Your goal:
Pull every line with the word "this" out of the entries below.

Provided records:
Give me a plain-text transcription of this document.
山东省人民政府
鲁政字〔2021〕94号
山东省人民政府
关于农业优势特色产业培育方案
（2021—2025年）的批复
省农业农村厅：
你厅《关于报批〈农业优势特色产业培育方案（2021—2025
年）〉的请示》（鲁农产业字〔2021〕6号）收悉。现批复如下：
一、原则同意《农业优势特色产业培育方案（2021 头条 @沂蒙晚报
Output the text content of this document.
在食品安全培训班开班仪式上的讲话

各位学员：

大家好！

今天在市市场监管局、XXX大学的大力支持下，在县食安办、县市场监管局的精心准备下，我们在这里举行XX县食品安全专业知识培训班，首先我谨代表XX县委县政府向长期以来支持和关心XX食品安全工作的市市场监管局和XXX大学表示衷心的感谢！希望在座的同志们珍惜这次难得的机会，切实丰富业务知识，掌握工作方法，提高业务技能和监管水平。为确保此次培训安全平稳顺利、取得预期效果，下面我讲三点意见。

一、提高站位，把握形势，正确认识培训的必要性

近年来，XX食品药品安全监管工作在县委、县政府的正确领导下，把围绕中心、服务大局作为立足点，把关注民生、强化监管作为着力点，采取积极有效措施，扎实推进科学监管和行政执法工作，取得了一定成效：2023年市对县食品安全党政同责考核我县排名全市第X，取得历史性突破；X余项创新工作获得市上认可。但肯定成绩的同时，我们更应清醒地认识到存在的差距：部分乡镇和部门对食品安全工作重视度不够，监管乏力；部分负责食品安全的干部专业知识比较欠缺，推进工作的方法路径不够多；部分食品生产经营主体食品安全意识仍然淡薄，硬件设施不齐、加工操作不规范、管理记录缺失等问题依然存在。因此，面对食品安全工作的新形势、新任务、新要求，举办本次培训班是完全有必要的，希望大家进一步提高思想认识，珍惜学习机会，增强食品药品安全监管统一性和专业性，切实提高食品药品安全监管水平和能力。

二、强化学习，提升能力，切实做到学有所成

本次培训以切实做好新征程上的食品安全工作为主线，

Task response:
Give me a plain-text transcription of this document.
Output the text content of this document.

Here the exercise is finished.